Problem description | Work out the number of lines in the records that include the word "работе"; reply with that number alone.
===============
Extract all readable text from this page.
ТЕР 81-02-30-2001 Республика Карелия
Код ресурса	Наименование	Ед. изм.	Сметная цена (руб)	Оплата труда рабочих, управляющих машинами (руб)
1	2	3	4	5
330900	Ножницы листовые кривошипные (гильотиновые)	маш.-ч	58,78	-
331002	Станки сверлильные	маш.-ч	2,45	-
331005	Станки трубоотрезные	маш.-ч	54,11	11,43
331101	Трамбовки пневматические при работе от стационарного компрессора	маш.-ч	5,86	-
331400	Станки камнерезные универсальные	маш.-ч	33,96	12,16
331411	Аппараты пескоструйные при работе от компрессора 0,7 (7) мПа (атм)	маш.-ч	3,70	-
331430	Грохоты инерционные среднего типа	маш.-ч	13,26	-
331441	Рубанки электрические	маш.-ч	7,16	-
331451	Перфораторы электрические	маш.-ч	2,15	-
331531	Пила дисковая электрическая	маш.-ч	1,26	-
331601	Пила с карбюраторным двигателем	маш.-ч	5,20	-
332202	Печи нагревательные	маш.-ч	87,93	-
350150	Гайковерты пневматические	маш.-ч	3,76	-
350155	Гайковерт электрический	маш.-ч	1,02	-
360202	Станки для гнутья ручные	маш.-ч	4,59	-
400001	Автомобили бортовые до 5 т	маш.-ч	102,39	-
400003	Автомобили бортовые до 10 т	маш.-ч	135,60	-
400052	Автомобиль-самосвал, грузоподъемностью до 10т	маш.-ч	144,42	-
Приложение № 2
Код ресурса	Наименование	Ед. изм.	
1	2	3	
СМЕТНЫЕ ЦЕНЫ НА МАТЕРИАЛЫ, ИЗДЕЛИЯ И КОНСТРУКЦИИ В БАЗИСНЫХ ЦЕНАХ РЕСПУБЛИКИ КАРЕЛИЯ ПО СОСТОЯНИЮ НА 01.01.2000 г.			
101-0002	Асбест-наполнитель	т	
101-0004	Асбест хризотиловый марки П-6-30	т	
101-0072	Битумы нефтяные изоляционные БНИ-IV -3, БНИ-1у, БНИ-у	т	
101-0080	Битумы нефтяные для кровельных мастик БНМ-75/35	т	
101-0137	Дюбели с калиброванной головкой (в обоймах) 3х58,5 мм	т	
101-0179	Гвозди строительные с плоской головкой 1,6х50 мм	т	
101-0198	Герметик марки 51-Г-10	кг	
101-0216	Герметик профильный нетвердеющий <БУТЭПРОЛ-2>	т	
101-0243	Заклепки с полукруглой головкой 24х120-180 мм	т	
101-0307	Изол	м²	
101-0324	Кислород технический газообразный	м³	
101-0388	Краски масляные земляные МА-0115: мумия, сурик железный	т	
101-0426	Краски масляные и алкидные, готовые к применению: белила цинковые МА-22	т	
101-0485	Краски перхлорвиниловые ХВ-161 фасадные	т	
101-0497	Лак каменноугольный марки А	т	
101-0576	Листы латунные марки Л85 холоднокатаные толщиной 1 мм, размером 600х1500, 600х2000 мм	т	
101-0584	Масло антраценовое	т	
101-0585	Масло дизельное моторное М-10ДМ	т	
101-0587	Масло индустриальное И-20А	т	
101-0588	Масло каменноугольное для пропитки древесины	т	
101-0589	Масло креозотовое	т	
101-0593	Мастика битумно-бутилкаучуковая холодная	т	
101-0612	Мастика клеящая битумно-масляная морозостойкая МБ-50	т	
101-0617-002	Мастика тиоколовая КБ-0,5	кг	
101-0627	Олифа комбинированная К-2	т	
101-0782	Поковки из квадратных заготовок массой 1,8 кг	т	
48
===============
Written answer | 2